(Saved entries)

━━━

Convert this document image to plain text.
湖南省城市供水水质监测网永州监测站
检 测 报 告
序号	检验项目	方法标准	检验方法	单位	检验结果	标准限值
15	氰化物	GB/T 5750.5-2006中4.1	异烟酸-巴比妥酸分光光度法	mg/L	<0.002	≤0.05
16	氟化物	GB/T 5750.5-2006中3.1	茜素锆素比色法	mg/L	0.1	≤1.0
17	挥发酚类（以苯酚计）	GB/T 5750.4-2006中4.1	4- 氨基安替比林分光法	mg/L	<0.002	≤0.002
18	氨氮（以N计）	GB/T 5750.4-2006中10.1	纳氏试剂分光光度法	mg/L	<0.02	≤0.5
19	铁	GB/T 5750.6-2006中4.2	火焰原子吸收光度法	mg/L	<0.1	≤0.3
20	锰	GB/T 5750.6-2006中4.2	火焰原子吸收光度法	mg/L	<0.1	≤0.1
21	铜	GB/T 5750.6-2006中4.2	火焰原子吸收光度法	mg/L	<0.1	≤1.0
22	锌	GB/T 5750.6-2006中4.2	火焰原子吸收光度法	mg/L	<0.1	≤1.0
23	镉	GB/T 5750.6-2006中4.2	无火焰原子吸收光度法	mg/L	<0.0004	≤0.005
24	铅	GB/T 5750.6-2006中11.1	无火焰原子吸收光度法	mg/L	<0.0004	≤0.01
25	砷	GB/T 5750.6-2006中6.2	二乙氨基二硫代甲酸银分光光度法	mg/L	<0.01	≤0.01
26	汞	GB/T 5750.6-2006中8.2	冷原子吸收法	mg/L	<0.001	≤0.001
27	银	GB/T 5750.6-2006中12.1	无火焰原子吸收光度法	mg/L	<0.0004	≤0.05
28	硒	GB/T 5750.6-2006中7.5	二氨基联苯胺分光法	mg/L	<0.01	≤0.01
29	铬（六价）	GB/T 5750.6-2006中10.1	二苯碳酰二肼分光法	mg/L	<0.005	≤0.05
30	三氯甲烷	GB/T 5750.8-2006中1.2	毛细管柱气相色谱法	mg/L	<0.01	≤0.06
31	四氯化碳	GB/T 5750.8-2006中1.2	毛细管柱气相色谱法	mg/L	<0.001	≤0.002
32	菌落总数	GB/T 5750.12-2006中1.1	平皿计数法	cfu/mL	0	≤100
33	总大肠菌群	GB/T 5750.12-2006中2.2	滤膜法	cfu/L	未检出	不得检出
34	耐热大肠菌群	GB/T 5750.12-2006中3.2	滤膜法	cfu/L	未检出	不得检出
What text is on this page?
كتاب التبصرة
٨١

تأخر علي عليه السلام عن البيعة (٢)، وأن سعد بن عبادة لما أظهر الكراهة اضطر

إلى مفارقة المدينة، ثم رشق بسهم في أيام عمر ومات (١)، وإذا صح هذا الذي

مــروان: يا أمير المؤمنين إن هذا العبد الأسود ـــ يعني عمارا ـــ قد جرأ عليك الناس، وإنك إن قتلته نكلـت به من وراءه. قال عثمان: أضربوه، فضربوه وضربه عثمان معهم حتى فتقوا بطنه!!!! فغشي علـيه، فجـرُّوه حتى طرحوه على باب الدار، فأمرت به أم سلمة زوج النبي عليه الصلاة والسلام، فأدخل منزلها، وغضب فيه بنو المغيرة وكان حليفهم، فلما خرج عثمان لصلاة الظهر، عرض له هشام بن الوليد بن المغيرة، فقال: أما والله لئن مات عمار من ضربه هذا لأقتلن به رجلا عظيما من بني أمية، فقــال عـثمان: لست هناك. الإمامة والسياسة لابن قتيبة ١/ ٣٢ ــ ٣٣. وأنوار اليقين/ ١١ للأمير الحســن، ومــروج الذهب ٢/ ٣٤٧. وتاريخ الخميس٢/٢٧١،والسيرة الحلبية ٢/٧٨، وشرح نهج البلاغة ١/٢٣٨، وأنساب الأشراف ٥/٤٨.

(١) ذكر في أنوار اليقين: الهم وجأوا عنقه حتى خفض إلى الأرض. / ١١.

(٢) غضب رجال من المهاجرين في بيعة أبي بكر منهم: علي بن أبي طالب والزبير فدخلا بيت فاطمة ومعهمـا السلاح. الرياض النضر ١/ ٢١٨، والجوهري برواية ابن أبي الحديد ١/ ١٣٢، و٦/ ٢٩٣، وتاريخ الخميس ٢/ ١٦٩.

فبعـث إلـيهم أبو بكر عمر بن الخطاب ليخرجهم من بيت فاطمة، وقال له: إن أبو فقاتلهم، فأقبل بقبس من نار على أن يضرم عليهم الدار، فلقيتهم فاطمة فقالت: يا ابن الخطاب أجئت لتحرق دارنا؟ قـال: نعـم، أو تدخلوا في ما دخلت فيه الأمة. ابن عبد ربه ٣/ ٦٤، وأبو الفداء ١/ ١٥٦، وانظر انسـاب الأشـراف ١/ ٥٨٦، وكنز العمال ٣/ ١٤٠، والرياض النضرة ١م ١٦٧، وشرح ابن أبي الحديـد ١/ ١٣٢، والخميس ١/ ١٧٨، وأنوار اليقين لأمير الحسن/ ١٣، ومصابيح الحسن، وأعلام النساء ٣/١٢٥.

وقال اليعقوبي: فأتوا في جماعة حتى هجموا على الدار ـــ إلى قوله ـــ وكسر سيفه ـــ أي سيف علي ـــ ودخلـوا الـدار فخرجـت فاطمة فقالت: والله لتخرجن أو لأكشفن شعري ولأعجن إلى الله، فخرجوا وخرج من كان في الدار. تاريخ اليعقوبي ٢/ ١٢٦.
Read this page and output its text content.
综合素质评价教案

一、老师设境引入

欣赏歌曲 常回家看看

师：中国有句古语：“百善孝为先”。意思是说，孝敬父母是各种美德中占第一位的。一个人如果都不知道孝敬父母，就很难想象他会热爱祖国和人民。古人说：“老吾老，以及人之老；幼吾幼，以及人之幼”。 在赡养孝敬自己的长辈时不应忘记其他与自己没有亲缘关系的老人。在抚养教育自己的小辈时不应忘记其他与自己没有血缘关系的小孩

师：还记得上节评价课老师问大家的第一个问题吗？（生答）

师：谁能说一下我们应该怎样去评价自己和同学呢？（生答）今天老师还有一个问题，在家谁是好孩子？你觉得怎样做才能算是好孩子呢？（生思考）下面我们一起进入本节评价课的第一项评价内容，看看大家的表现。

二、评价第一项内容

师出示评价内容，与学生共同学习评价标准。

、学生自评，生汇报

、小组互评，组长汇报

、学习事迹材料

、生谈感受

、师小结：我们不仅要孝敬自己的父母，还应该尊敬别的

━━━

● **WHAT THE TASK REQUIRES**
Extract all of the data above without altering anything.

● **WRITTEN ANSWER**
Convert this document image to plain text.
湖南省城市供水水质监测网永州监测站
检 测 报 告
序号	检验项目	方法标准	检验方法	单位	检验结果	标准限值
15	氰化物	GB/T 5750.5-2006中4.1	异烟酸-巴比妥酸分光光度法	mg/L	<0.002	≤0.05
16	氟化物	GB/T 5750.5-2006中3.1	茜素锆素比色法	mg/L	0.1	≤1.0
17	挥发酚类（以苯酚计）	GB/T 5750.4-2006中4.1	4- 氨基安替比林分光法	mg/L	<0.002	≤0.002
18	氨氮（以N计）	GB/T 5750.4-2006中10.1	纳氏试剂分光光度法	mg/L	<0.02	≤0.5
19	铁	GB/T 5750.6-2006中4.2	火焰原子吸收光度法	mg/L	<0.1	≤0.3
20	锰	GB/T 5750.6-2006中4.2	火焰原子吸收光度法	mg/L	<0.1	≤0.1
21	铜	GB/T 5750.6-2006中4.2	火焰原子吸收光度法	mg/L	<0.1	≤1.0
22	锌	GB/T 5750.6-2006中4.2	火焰原子吸收光度法	mg/L	<0.1	≤1.0
23	镉	GB/T 5750.6-2006中4.2	无火焰原子吸收光度法	mg/L	<0.0004	≤0.005
24	铅	GB/T 5750.6-2006中11.1	无火焰原子吸收光度法	mg/L	<0.0004	≤0.01
25	砷	GB/T 5750.6-2006中6.2	二乙氨基二硫代甲酸银分光光度法	mg/L	<0.01	≤0.01
26	汞	GB/T 5750.6-2006中8.2	冷原子吸收法	mg/L	<0.001	≤0.001
27	银	GB/T 5750.6-2006中12.1	无火焰原子吸收光度法	mg/L	<0.0004	≤0.05
28	硒	GB/T 5750.6-2006中7.5	二氨基联苯胺分光法	mg/L	<0.01	≤0.01
29	铬（六价）	GB/T 5750.6-2006中10.1	二苯碳酰二肼分光法	mg/L	<0.005	≤0.05
30	三氯甲烷	GB/T 5750.8-2006中1.2	毛细管柱气相色谱法	mg/L	<0.01	≤0.06
31	四氯化碳	GB/T 5750.8-2006中1.2	毛细管柱气相色谱法	mg/L	<0.001	≤0.002
32	菌落总数	GB/T 5750.12-2006中1.1	平皿计数法	cfu/mL	0	≤100
33	总大肠菌群	GB/T 5750.12-2006中2.2	滤膜法	cfu/L	未检出	不得检出
34	耐热大肠菌群	GB/T 5750.12-2006中3.2	滤膜法	cfu/L	未检出	不得检出
What text is on this page?
كتاب التبصرة
٨١

تأخر علي عليه السلام عن البيعة (٢)، وأن سعد بن عبادة لما أظهر الكراهة اضطر

إلى مفارقة المدينة، ثم رشق بسهم في أيام عمر ومات (١)، وإذا صح هذا الذي

مــروان: يا أمير المؤمنين إن هذا العبد الأسود ـــ يعني عمارا ـــ قد جرأ عليك الناس، وإنك إن قتلته نكلـت به من وراءه. قال عثمان: أضربوه، فضربوه وضربه عثمان معهم حتى فتقوا بطنه!!!! فغشي علـيه، فجـرُّوه حتى طرحوه على باب الدار، فأمرت به أم سلمة زوج النبي عليه الصلاة والسلام، فأدخل منزلها، وغضب فيه بنو المغيرة وكان حليفهم، فلما خرج عثمان لصلاة الظهر، عرض له هشام بن الوليد بن المغيرة، فقال: أما والله لئن مات عمار من ضربه هذا لأقتلن به رجلا عظيما من بني أمية، فقــال عـثمان: لست هناك. الإمامة والسياسة لابن قتيبة ١/ ٣٢ ــ ٣٣. وأنوار اليقين/ ١١ للأمير الحســن، ومــروج الذهب ٢/ ٣٤٧. وتاريخ الخميس٢/٢٧١،والسيرة الحلبية ٢/٧٨، وشرح نهج البلاغة ١/٢٣٨، وأنساب الأشراف ٥/٤٨.

(١) ذكر في أنوار اليقين: الهم وجأوا عنقه حتى خفض إلى الأرض. / ١١.

(٢) غضب رجال من المهاجرين في بيعة أبي بكر منهم: علي بن أبي طالب والزبير فدخلا بيت فاطمة ومعهمـا السلاح. الرياض النضر ١/ ٢١٨، والجوهري برواية ابن أبي الحديد ١/ ١٣٢، و٦/ ٢٩٣، وتاريخ الخميس ٢/ ١٦٩.

فبعـث إلـيهم أبو بكر عمر بن الخطاب ليخرجهم من بيت فاطمة، وقال له: إن أبو فقاتلهم، فأقبل بقبس من نار على أن يضرم عليهم الدار، فلقيتهم فاطمة فقالت: يا ابن الخطاب أجئت لتحرق دارنا؟ قـال: نعـم، أو تدخلوا في ما دخلت فيه الأمة. ابن عبد ربه ٣/ ٦٤، وأبو الفداء ١/ ١٥٦، وانظر انسـاب الأشـراف ١/ ٥٨٦، وكنز العمال ٣/ ١٤٠، والرياض النضرة ١م ١٦٧، وشرح ابن أبي الحديـد ١/ ١٣٢، والخميس ١/ ١٧٨، وأنوار اليقين لأمير الحسن/ ١٣، ومصابيح الحسن، وأعلام النساء ٣/١٢٥.

وقال اليعقوبي: فأتوا في جماعة حتى هجموا على الدار ـــ إلى قوله ـــ وكسر سيفه ـــ أي سيف علي ـــ ودخلـوا الـدار فخرجـت فاطمة فقالت: والله لتخرجن أو لأكشفن شعري ولأعجن إلى الله، فخرجوا وخرج من كان في الدار. تاريخ اليعقوبي ٢/ ١٢٦.
Read this page and output its text content.
综合素质评价教案

一、老师设境引入

欣赏歌曲 常回家看看

师：中国有句古语：“百善孝为先”。意思是说，孝敬父母是各种美德中占第一位的。一个人如果都不知道孝敬父母，就很难想象他会热爱祖国和人民。古人说：“老吾老，以及人之老；幼吾幼，以及人之幼”。 在赡养孝敬自己的长辈时不应忘记其他与自己没有亲缘关系的老人。在抚养教育自己的小辈时不应忘记其他与自己没有血缘关系的小孩

师：还记得上节评价课老师问大家的第一个问题吗？（生答）

师：谁能说一下我们应该怎样去评价自己和同学呢？（生答）今天老师还有一个问题，在家谁是好孩子？你觉得怎样做才能算是好孩子呢？（生思考）下面我们一起进入本节评价课的第一项评价内容，看看大家的表现。

二、评价第一项内容

师出示评价内容，与学生共同学习评价标准。

、学生自评，生汇报

、小组互评，组长汇报

、学习事迹材料

、生谈感受

、师小结：我们不仅要孝敬自己的父母，还应该尊敬别的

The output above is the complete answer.